## EXERCISE DIRECTIONS
Can you copy out the data exactly? Leave the images out.

## SUPPLIED RECORDS
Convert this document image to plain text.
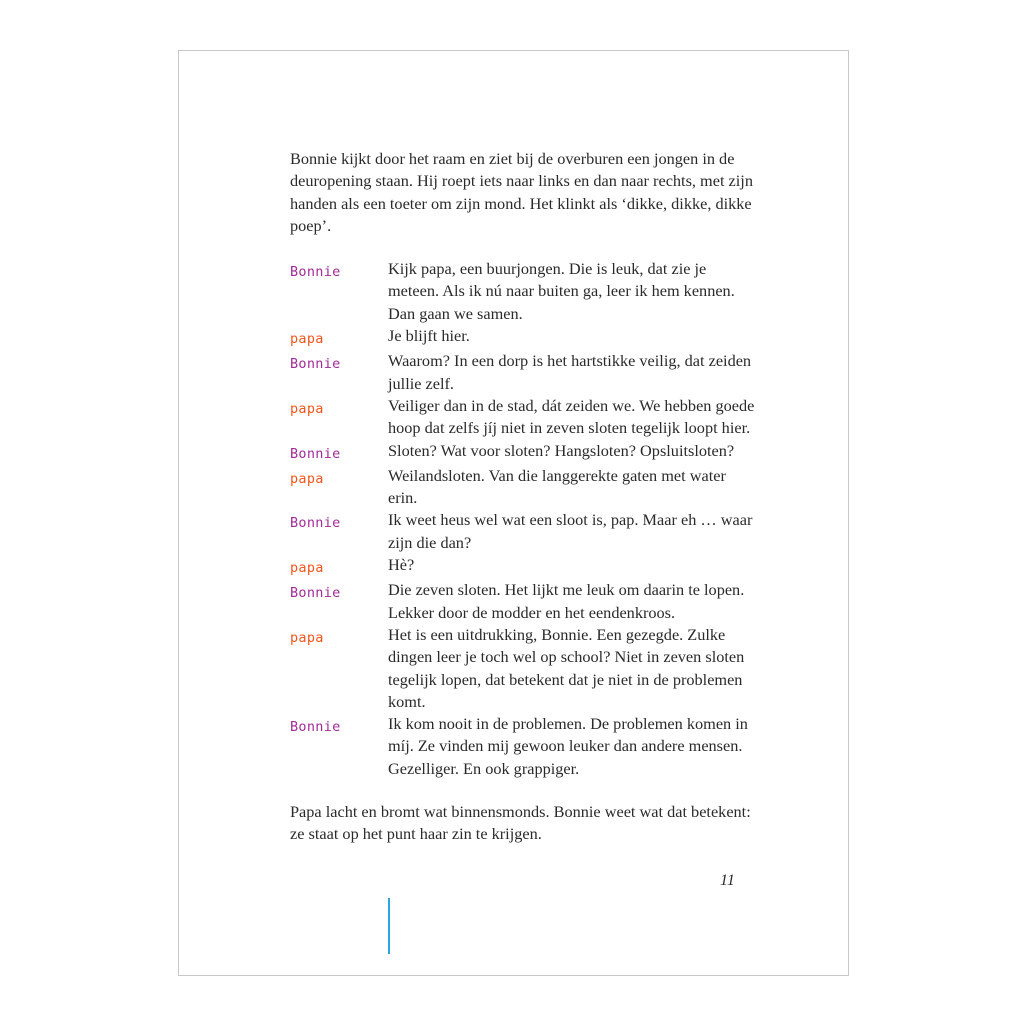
Bonnie kijkt door het raam en ziet bij de overburen een jongen in de deuropening staan. Hij roept iets naar links en dan naar rechts, met zijn handen als een toeter om zijn mond. Het klinkt als ‘dikke, dikke, dikke poep’.

Bonnie	Kijk papa, een buurjongen. Die is leuk, dat zie je meteen. Als ik nú naar buiten ga, leer ik hem kennen. Dan gaan we samen.
papa	Je blijft hier.
Bonnie	Waarom? In een dorp is het hartstikke veilig, dat zeiden jullie zelf.
papa	Veiliger dan in de stad, dát zeiden we. We hebben goede hoop dat zelfs jíj niet in zeven sloten tegelijk loopt hier.
Bonnie	Sloten? Wat voor sloten? Hangsloten? Opsluitsloten?
papa	Weilandsloten. Van die langgerekte gaten met water erin.
Bonnie	Ik weet heus wel wat een sloot is, pap. Maar eh … waar zijn die dan?
papa	Hè?
Bonnie	Die zeven sloten. Het lijkt me leuk om daarin te lopen. Lekker door de modder en het eendenkroos.
papa	Het is een uitdrukking, Bonnie. Een gezegde. Zulke dingen leer je toch wel op school? Niet in zeven sloten tegelijk lopen, dat betekent dat je niet in de problemen komt.
Bonnie	Ik kom nooit in de problemen. De problemen komen in míj. Ze vinden mij gewoon leuker dan andere mensen. Gezelliger. En ook grappiger.

Papa lacht en bromt wat binnensmonds. Bonnie weet wat dat betekent: ze staat op het punt haar zin te krijgen.

11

## WORKED SOLUTION
Convert this document image to plain text.
Bonnie kijkt door het raam en ziet bij de overburen een jongen in de deuropening staan. Hij roept iets naar links en dan naar rechts, met zijn handen als een toeter om zijn mond. Het klinkt als ‘dikke, dikke, dikke poep’.

Bonnie	Kijk papa, een buurjongen. Die is leuk, dat zie je meteen. Als ik nú naar buiten ga, leer ik hem kennen. Dan gaan we samen.
papa	Je blijft hier.
Bonnie	Waarom? In een dorp is het hartstikke veilig, dat zeiden jullie zelf.
papa	Veiliger dan in de stad, dát zeiden we. We hebben goede hoop dat zelfs jíj niet in zeven sloten tegelijk loopt hier.
Bonnie	Sloten? Wat voor sloten? Hangsloten? Opsluitsloten?
papa	Weilandsloten. Van die langgerekte gaten met water erin.
Bonnie	Ik weet heus wel wat een sloot is, pap. Maar eh … waar zijn die dan?
papa	Hè?
Bonnie	Die zeven sloten. Het lijkt me leuk om daarin te lopen. Lekker door de modder en het eendenkroos.
papa	Het is een uitdrukking, Bonnie. Een gezegde. Zulke dingen leer je toch wel op school? Niet in zeven sloten tegelijk lopen, dat betekent dat je niet in de problemen komt.
Bonnie	Ik kom nooit in de problemen. De problemen komen in míj. Ze vinden mij gewoon leuker dan andere mensen. Gezelliger. En ook grappiger.

Papa lacht en bromt wat binnensmonds. Bonnie weet wat dat betekent: ze staat op het punt haar zin te krijgen.

11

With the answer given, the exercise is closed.